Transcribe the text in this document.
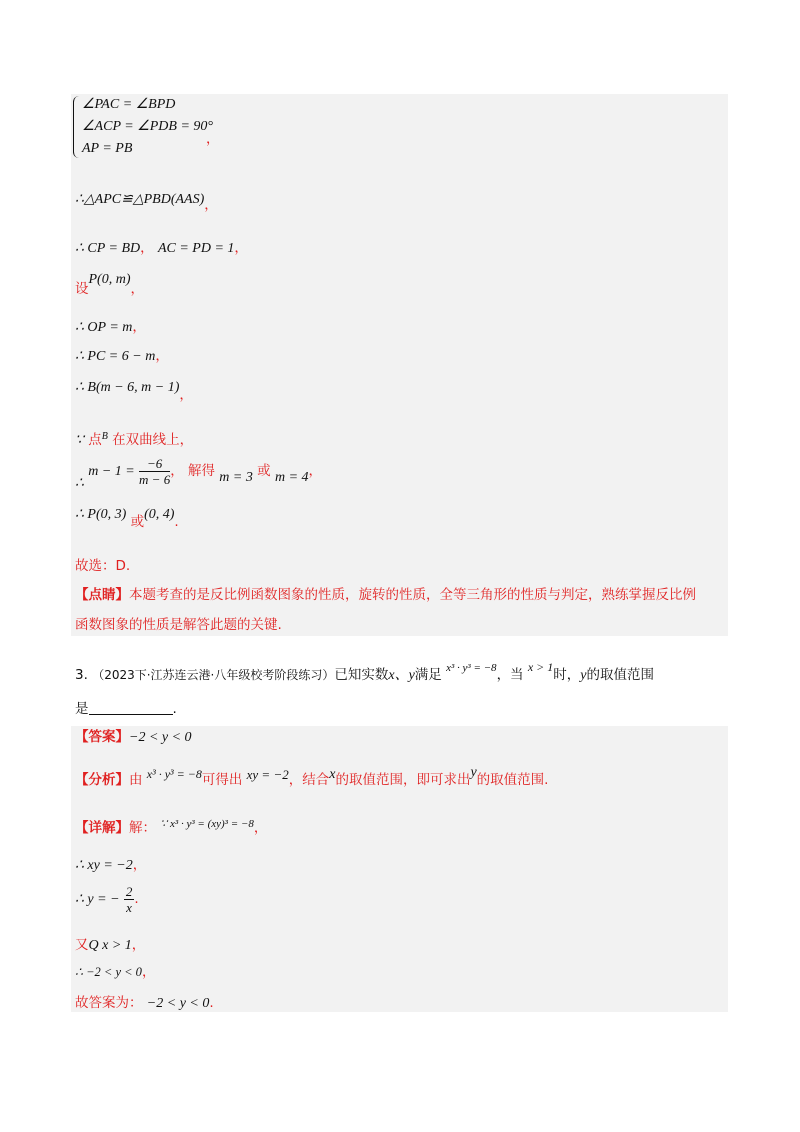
∠PAC = ∠BPD
∠ACP = ∠PDB = 90°
AP = PB
，
∴△APC≌△PBD(AAS)，
∴ CP = BD， AC = PD = 1，
设P(0, m)，
∴ OP = m，
∴ PC = 6 − m，
∴ B(m − 6, m − 1)，
∵ 点$^B$ 在双曲线上，
∴ $m - 1 = \frac{-6}{m - 6}$ ， 解得 m = 3 或 m = 4，
∴ P(0, 3) 或(0, 4).
故选：D.
【点睛】本题考查的是反比例函数图象的性质，旋转的性质，全等三角形的性质与判定，熟练掌握反比例
函数图象的性质是解答此题的关键.
3. （2023下·江苏连云港·八年级校考阶段练习）已知实数x、y满足 $^{x^3 \cdot y^3 = -8}$，当 x > 1时，y的取值范围
是	.
【答案】−2 < y < 0
【分析】由 x³ · y³ = −8可得出 xy = −2，结合x的取值范围，即可求出y的取值范围.
【详解】解： $^{\because x^3 \cdot y^3 = (xy)^3 = -8}$，
∴ xy = −2，
∴ y = − $\frac{2}{x}$ .
又Q x > 1，
∴ −2 < y < 0，
故答案为： −2 < y < 0.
━━━
EXERCISE INSTRUCTIONS :: Which lines of the data include "cdot"? Copy each of them.

ANSWER TO THIS TASK ::
3. （2023下·江苏连云港·八年级校考阶段练习）已知实数x、y满足 $^{x^3 \cdot y^3 = -8}$，当 x > 1时，y的取值范围
【详解】解： $^{\because x^3 \cdot y^3 = (xy)^3 = -8}$，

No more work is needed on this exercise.